> _REQUIRED WORK_: Find each line with "December" and copy it.

> _PROVIDED RECORDS_:
(begin)

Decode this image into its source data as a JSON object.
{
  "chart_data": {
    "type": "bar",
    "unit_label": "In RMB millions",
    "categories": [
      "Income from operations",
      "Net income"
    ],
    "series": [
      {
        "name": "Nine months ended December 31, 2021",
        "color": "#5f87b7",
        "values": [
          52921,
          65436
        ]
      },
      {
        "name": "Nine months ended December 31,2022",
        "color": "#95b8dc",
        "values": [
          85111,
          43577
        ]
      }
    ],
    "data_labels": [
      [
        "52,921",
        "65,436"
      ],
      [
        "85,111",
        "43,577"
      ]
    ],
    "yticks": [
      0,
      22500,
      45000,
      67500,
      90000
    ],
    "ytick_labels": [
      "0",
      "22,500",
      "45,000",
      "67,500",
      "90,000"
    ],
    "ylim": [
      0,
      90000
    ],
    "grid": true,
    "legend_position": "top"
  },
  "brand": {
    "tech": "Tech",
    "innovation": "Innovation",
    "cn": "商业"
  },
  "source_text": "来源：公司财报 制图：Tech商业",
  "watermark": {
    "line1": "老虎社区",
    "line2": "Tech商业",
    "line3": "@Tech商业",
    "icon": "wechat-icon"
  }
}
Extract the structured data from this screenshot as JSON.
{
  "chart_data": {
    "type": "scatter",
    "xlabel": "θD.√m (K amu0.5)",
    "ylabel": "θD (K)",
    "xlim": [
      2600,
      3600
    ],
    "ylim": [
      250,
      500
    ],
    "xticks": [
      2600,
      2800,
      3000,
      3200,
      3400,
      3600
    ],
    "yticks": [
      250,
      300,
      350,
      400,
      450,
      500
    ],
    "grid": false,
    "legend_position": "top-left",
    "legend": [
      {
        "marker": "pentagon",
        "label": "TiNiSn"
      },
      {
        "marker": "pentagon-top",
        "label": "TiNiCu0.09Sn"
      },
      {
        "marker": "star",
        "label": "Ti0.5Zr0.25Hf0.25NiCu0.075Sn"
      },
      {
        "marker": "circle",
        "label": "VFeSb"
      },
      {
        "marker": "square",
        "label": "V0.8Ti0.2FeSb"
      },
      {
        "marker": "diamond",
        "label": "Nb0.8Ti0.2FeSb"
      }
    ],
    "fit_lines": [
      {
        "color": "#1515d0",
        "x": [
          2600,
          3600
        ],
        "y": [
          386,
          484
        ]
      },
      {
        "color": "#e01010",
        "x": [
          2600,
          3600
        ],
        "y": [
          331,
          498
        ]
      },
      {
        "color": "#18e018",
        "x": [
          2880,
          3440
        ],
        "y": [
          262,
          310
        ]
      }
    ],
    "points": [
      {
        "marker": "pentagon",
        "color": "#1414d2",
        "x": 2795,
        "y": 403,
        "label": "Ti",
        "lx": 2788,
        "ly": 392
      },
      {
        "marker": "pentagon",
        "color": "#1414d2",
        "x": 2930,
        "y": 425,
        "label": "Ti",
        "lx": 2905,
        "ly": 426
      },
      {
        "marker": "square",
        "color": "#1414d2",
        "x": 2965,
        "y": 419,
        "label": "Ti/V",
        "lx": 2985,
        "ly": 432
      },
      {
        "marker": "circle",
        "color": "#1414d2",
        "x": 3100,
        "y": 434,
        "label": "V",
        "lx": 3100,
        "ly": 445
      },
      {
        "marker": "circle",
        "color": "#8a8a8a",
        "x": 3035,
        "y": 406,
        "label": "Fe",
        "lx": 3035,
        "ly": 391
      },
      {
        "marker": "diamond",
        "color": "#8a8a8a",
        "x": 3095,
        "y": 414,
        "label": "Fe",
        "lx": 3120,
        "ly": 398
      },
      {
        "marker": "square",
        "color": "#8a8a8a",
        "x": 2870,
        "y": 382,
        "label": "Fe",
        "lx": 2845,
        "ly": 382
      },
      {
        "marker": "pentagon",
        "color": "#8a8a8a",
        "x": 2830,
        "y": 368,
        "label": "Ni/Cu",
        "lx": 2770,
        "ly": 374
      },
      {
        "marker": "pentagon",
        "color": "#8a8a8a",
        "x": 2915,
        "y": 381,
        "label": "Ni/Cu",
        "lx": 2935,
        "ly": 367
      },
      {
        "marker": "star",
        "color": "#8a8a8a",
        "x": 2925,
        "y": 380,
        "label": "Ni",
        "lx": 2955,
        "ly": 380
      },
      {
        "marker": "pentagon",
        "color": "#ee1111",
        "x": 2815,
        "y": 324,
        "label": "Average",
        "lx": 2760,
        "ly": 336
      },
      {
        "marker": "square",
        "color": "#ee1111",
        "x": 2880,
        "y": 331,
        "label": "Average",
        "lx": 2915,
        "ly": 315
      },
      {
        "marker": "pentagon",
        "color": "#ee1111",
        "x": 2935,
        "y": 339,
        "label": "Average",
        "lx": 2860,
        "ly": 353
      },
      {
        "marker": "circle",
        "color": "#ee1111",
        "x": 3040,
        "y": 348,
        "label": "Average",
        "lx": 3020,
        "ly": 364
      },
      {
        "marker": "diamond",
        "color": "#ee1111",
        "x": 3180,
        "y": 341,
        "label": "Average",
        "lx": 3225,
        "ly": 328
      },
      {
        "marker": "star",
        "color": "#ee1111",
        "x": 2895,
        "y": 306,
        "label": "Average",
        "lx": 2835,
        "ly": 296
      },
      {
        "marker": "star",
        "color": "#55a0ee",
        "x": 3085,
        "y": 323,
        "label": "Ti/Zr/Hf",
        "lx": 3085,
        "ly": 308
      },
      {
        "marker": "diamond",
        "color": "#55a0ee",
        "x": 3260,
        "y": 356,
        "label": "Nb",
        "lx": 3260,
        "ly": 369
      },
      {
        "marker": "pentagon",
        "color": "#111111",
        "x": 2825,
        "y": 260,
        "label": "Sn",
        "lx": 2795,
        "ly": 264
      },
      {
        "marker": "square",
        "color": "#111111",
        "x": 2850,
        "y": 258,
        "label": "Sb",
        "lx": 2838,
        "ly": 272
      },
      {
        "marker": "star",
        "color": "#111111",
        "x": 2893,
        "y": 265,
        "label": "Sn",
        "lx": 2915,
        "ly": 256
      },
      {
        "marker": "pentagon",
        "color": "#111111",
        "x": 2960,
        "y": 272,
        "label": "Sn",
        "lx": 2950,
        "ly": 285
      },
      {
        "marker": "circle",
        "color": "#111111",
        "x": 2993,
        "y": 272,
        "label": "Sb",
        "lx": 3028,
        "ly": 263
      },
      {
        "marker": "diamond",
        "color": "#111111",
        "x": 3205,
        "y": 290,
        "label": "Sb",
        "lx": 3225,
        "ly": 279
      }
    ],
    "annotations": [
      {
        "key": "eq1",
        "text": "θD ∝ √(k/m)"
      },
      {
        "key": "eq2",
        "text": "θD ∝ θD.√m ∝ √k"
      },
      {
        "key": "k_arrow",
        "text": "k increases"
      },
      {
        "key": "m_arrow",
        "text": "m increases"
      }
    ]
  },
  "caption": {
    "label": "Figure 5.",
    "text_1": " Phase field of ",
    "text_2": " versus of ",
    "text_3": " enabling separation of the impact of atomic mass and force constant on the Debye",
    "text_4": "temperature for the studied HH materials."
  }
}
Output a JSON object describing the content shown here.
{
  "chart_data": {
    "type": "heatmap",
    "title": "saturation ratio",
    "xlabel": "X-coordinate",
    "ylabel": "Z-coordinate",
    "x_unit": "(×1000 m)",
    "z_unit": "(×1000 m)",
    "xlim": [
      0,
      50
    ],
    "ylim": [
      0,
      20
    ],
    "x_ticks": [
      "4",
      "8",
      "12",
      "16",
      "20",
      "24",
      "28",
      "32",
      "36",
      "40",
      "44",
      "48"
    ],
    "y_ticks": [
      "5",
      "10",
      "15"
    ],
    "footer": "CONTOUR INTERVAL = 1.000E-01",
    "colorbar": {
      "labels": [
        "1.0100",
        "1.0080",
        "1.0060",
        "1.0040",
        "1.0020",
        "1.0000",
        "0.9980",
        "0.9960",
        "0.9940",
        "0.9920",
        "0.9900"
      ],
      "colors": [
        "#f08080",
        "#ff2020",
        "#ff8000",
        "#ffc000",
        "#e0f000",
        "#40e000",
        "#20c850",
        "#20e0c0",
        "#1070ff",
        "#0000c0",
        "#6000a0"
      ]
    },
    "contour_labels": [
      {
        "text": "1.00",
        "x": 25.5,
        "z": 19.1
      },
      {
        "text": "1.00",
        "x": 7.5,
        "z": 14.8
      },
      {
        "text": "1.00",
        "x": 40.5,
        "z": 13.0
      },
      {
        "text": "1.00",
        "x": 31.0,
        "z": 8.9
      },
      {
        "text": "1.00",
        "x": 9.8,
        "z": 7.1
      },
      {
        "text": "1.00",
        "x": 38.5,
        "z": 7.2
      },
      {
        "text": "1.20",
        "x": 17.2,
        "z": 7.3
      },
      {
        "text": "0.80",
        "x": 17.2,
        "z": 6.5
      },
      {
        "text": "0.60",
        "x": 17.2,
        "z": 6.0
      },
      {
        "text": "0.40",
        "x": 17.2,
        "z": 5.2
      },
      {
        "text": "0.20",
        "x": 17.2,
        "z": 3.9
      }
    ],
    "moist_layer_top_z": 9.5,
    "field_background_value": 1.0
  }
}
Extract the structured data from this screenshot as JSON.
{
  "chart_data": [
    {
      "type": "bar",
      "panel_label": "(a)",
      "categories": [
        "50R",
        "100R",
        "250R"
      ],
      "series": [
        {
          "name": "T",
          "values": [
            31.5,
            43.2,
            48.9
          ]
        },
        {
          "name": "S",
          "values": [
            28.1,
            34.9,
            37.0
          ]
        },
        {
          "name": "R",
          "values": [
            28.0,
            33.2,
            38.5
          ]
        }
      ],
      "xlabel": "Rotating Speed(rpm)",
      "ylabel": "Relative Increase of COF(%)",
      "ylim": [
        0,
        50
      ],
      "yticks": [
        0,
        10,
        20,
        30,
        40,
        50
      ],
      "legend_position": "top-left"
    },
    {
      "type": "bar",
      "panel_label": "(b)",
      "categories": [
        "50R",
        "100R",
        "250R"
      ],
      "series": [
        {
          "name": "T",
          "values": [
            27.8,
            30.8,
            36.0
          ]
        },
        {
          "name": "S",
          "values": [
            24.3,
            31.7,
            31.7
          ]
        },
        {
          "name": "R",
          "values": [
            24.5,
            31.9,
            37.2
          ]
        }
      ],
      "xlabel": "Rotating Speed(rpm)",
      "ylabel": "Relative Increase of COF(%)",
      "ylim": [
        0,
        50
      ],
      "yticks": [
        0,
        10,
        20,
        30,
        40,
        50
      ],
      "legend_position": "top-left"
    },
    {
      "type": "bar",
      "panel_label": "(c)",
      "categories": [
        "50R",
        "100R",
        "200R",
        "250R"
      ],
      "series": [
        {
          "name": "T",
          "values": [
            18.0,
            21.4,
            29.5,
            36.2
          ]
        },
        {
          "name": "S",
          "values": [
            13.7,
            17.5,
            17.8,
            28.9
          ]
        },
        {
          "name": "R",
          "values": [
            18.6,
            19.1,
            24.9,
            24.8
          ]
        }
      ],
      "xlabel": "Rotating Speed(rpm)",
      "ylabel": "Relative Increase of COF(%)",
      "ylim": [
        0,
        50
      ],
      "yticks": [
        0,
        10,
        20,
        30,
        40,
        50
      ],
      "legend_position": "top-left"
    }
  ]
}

(end)

> _EXERCISE RESULT_:
        "name": "Nine months ended December 31, 2021",
        "name": "Nine months ended December 31,2022",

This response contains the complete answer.